::: Dataset content

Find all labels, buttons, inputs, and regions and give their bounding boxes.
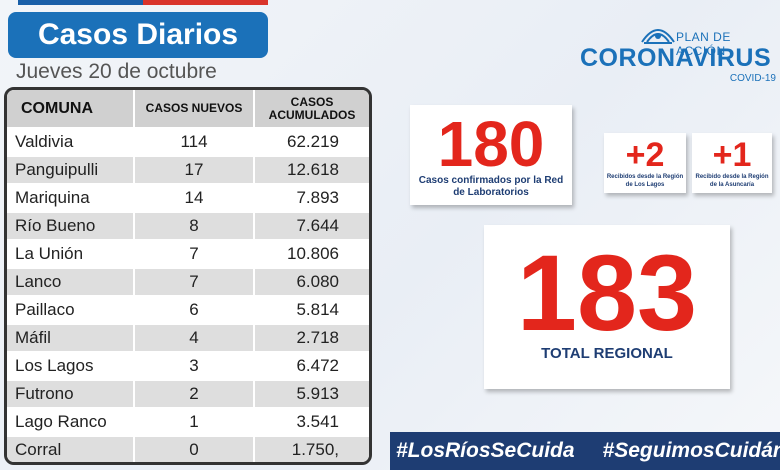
asuncion-card: +1 Recibido desde la Región de la Asunca… [692,133,772,193]
casos-nuevos-cell: 7 [134,240,255,269]
cases-table: COMUNA CASOS NUEVOS CASOS ACUMULADOS Val… [4,87,372,465]
asuncion-label: Recibido desde la Región de la Asuncaría [695,174,769,188]
casos-acumulados-cell: 2.718 [254,324,369,353]
casos-nuevos-cell: 6 [134,296,255,325]
table-row: La Unión 7 10.806 [7,240,369,269]
table-row: Futrono 2 5.913 [7,380,369,409]
logo-main-text: CORONAVIRUS [580,44,772,72]
table-row: Paillaco 6 5.814 [7,296,369,325]
header-casos-nuevos: CASOS NUEVOS [134,90,255,129]
table-header-row: COMUNA CASOS NUEVOS CASOS ACUMULADOS [7,90,369,129]
comuna-cell: Lanco [7,268,135,297]
comuna-cell: Futrono [7,380,135,409]
casos-nuevos-cell: 114 [134,128,255,157]
comuna-cell: Mariquina [7,184,135,213]
table-row: Valdivia 114 62.219 [7,128,369,157]
comuna-cell: Valdivia [7,128,135,157]
total-regional-label: TOTAL REGIONAL [541,345,673,362]
casos-acumulados-cell: 62.219 [254,128,369,157]
casos-nuevos-cell: 3 [134,352,255,381]
casos-acumulados-cell: 1.750, [254,436,369,462]
table-row: Mariquina 14 7.893 [7,184,369,213]
casos-acumulados-cell: 7.644 [254,212,369,241]
casos-acumulados-cell: 10.806 [254,240,369,269]
table-row: Corral 0 1.750, [7,436,369,462]
casos-nuevos-cell: 2 [134,380,255,409]
lab-cases-card: 180 Casos confirmados por la Red de Labo… [410,105,572,205]
casos-acumulados-cell: 3.541 [254,408,369,437]
comuna-cell: Río Bueno [7,212,135,241]
lab-cases-value: 180 [437,108,545,180]
casos-nuevos-cell: 1 [134,408,255,437]
casos-acumulados-cell: 5.913 [254,380,369,409]
casos-acumulados-cell: 7.893 [254,184,369,213]
casos-acumulados-cell: 6.472 [254,352,369,381]
comuna-cell: Panguipulli [7,156,135,185]
comuna-cell: La Unión [7,240,135,269]
total-regional-card: 183 TOTAL REGIONAL [484,225,730,389]
coronavirus-logo: PLAN DE ACCIÓN CORONAVIRUS COVID-19 [578,22,778,84]
total-regional-value: 183 [516,232,698,353]
comuna-cell: Los Lagos [7,352,135,381]
casos-nuevos-cell: 7 [134,268,255,297]
casos-nuevos-cell: 4 [134,324,255,353]
strip-blue [18,0,143,5]
hashtag-seguimos: #SeguimosCuidándonos [602,439,780,462]
header-casos-acumulados: CASOS ACUMULADOS [254,90,369,129]
date-subtitle: Jueves 20 de octubre [16,60,217,83]
logo-sub-text: COVID-19 [729,73,776,84]
table-row: Los Lagos 3 6.472 [7,352,369,381]
comuna-cell: Máfil [7,324,135,353]
table-row: Lago Ranco 1 3.541 [7,408,369,437]
casos-nuevos-cell: 8 [134,212,255,241]
casos-nuevos-cell: 17 [134,156,255,185]
lab-cases-label: Casos confirmados por la Red de Laborato… [418,175,564,198]
page-title: Casos Diarios [8,12,268,58]
table-row: Río Bueno 8 7.644 [7,212,369,241]
los-lagos-label: Recibidos desde la Región de Los Lagos [606,174,684,188]
top-color-strip [18,0,268,5]
casos-acumulados-cell: 6.080 [254,268,369,297]
government-emblem-icon [641,29,675,44]
hashtag-los-rios: #LosRíosSeCuida [396,439,575,462]
casos-nuevos-cell: 0 [134,436,255,462]
logo-plan-text: PLAN DE ACCIÓN [676,30,731,58]
casos-acumulados-cell: 5.814 [254,296,369,325]
header-comuna: COMUNA [7,90,135,129]
comuna-cell: Lago Ranco [7,408,135,437]
los-lagos-value: +2 [625,136,665,174]
table-row: Panguipulli 17 12.618 [7,156,369,185]
table-body: Valdivia 114 62.219 Panguipulli 17 12.618 Mari… [7,128,369,462]
casos-nuevos-cell: 14 [134,184,255,213]
casos-acumulados-cell: 12.618 [254,156,369,185]
table-row: Lanco 7 6.080 [7,268,369,297]
comuna-cell: Corral [7,436,135,462]
table-row: Máfil 4 2.718 [7,324,369,353]
los-lagos-card: +2 Recibidos desde la Región de Los Lago… [604,133,686,193]
asuncion-value: +1 [712,136,752,174]
comuna-cell: Paillaco [7,296,135,325]
strip-red [143,0,268,5]
hashtag-bar: #LosRíosSeCuida #SeguimosCuidándonos [390,432,780,470]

::::::

From the first record to the last, transcribe everything exactly but drop the pictures.

## Solution to the problem
Find all labels, buttons, inputs, and regions and give their bounding boxes.
asuncion-card: +1 Recibido desde la Región de la Asunca… [692,133,772,193]
casos-nuevos-cell: 7 [134,240,255,269]
cases-table: COMUNA CASOS NUEVOS CASOS ACUMULADOS Val… [4,87,372,465]
asuncion-label: Recibido desde la Región de la Asuncaría [695,174,769,188]
casos-acumulados-cell: 2.718 [254,324,369,353]
casos-nuevos-cell: 6 [134,296,255,325]
table-row: La Unión 7 10.806 [7,240,369,269]
table-row: Futrono 2 5.913 [7,380,369,409]
logo-main-text: CORONAVIRUS [580,44,772,72]
table-row: Paillaco 6 5.814 [7,296,369,325]
header-casos-nuevos: CASOS NUEVOS [134,90,255,129]
table-header-row: COMUNA CASOS NUEVOS CASOS ACUMULADOS [7,90,369,129]
comuna-cell: Lanco [7,268,135,297]
comuna-cell: Futrono [7,380,135,409]
casos-nuevos-cell: 114 [134,128,255,157]
comuna-cell: Mariquina [7,184,135,213]
table-row: Valdivia 114 62.219 [7,128,369,157]
comuna-cell: Valdivia [7,128,135,157]
total-regional-label: TOTAL REGIONAL [541,345,673,362]
casos-acumulados-cell: 62.219 [254,128,369,157]
casos-nuevos-cell: 3 [134,352,255,381]
casos-acumulados-cell: 1.750, [254,436,369,462]
table-row: Mariquina 14 7.893 [7,184,369,213]
casos-acumulados-cell: 7.644 [254,212,369,241]
casos-acumulados-cell: 10.806 [254,240,369,269]
table-row: Corral 0 1.750, [7,436,369,462]
casos-nuevos-cell: 2 [134,380,255,409]
lab-cases-card: 180 Casos confirmados por la Red de Labo… [410,105,572,205]
casos-acumulados-cell: 3.541 [254,408,369,437]
comuna-cell: Río Bueno [7,212,135,241]
lab-cases-value: 180 [437,108,545,180]
casos-nuevos-cell: 1 [134,408,255,437]
casos-acumulados-cell: 5.913 [254,380,369,409]
casos-acumulados-cell: 7.893 [254,184,369,213]
casos-acumulados-cell: 6.472 [254,352,369,381]
comuna-cell: Panguipulli [7,156,135,185]
comuna-cell: La Unión [7,240,135,269]
total-regional-card: 183 TOTAL REGIONAL [484,225,730,389]
coronavirus-logo: PLAN DE ACCIÓN CORONAVIRUS COVID-19 [578,22,778,84]
total-regional-value: 183 [516,232,698,353]
comuna-cell: Los Lagos [7,352,135,381]
casos-nuevos-cell: 7 [134,268,255,297]
casos-nuevos-cell: 4 [134,324,255,353]
strip-blue [18,0,143,5]
hashtag-seguimos: #SeguimosCuidándonos [602,439,780,462]
header-casos-acumulados: CASOS ACUMULADOS [254,90,369,129]
date-subtitle: Jueves 20 de octubre [16,60,217,83]
logo-sub-text: COVID-19 [729,73,776,84]
table-row: Los Lagos 3 6.472 [7,352,369,381]
comuna-cell: Máfil [7,324,135,353]
table-row: Lago Ranco 1 3.541 [7,408,369,437]
casos-nuevos-cell: 8 [134,212,255,241]
casos-nuevos-cell: 17 [134,156,255,185]
lab-cases-label: Casos confirmados por la Red de Laborato… [418,175,564,198]
page-title: Casos Diarios [8,12,268,58]
table-row: Río Bueno 8 7.644 [7,212,369,241]
los-lagos-label: Recibidos desde la Región de Los Lagos [606,174,684,188]
top-color-strip [18,0,268,5]
casos-acumulados-cell: 6.080 [254,268,369,297]
government-emblem-icon [641,29,675,44]
hashtag-los-rios: #LosRíosSeCuida [396,439,575,462]
casos-nuevos-cell: 0 [134,436,255,462]
logo-plan-text: PLAN DE ACCIÓN [676,30,731,58]
casos-acumulados-cell: 5.814 [254,296,369,325]
header-comuna: COMUNA [7,90,135,129]
comuna-cell: Lago Ranco [7,408,135,437]
los-lagos-value: +2 [625,136,665,174]
table-row: Panguipulli 17 12.618 [7,156,369,185]
table-body: Valdivia 114 62.219 Panguipulli 17 12.618 Mari… [7,128,369,462]
casos-nuevos-cell: 14 [134,184,255,213]
casos-acumulados-cell: 12.618 [254,156,369,185]
table-row: Lanco 7 6.080 [7,268,369,297]
comuna-cell: Corral [7,436,135,462]
table-row: Máfil 4 2.718 [7,324,369,353]
los-lagos-card: +2 Recibidos desde la Región de Los Lago… [604,133,686,193]
asuncion-value: +1 [712,136,752,174]
comuna-cell: Paillaco [7,296,135,325]
strip-red [143,0,268,5]
hashtag-bar: #LosRíosSeCuida #SeguimosCuidándonos [390,432,780,470]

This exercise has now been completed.